> **Requirements**
Identify every line in the records below that contains the word "examples", and copy each of those lines.

START Data shown

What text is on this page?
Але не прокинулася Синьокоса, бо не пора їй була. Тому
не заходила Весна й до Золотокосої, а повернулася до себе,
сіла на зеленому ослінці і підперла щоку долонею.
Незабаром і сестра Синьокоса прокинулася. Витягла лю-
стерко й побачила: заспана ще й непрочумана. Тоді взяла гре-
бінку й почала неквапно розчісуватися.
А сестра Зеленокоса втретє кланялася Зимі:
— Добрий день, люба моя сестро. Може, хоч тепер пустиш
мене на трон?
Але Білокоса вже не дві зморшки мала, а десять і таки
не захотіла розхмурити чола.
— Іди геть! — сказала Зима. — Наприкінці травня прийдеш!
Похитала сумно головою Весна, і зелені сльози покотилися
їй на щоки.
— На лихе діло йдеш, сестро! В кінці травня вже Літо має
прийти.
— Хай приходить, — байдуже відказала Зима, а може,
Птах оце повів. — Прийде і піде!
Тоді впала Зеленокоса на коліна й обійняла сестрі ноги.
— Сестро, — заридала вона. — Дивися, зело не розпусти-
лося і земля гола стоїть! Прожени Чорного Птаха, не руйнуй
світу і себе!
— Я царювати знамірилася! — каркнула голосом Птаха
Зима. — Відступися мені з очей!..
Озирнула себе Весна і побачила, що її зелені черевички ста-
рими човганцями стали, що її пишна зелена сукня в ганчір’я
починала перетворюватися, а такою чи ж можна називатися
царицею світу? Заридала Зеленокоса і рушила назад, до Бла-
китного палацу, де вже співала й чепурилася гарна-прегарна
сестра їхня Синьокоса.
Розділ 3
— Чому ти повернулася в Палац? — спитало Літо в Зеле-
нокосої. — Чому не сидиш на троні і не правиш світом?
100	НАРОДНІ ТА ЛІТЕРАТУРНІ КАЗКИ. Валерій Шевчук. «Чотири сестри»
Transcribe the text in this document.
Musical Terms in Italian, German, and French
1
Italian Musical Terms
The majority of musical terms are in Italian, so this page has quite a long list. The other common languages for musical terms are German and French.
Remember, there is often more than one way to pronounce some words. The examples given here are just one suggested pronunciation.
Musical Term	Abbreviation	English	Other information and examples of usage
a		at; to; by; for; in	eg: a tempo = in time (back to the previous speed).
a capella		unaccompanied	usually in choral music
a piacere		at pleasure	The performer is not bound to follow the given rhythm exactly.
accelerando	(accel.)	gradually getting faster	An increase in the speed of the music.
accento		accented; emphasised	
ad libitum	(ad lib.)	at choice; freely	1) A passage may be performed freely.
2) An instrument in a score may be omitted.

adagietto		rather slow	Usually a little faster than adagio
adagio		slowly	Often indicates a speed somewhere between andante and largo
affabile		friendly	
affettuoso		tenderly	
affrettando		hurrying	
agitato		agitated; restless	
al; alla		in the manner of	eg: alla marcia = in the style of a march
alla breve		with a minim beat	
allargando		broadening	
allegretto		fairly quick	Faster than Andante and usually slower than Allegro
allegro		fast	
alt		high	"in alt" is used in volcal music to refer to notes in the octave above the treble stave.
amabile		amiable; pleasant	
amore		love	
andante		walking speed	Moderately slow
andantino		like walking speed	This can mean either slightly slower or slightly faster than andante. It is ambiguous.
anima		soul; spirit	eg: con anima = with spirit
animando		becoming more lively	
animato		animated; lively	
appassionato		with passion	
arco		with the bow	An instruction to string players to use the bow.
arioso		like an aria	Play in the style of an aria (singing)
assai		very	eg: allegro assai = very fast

END Data shown

> **Expected answer**
Remember, there is often more than one way to pronounce some words. The examples given here are just one suggested pronunciation.
Musical Term	Abbreviation	English	Other information and examples of usage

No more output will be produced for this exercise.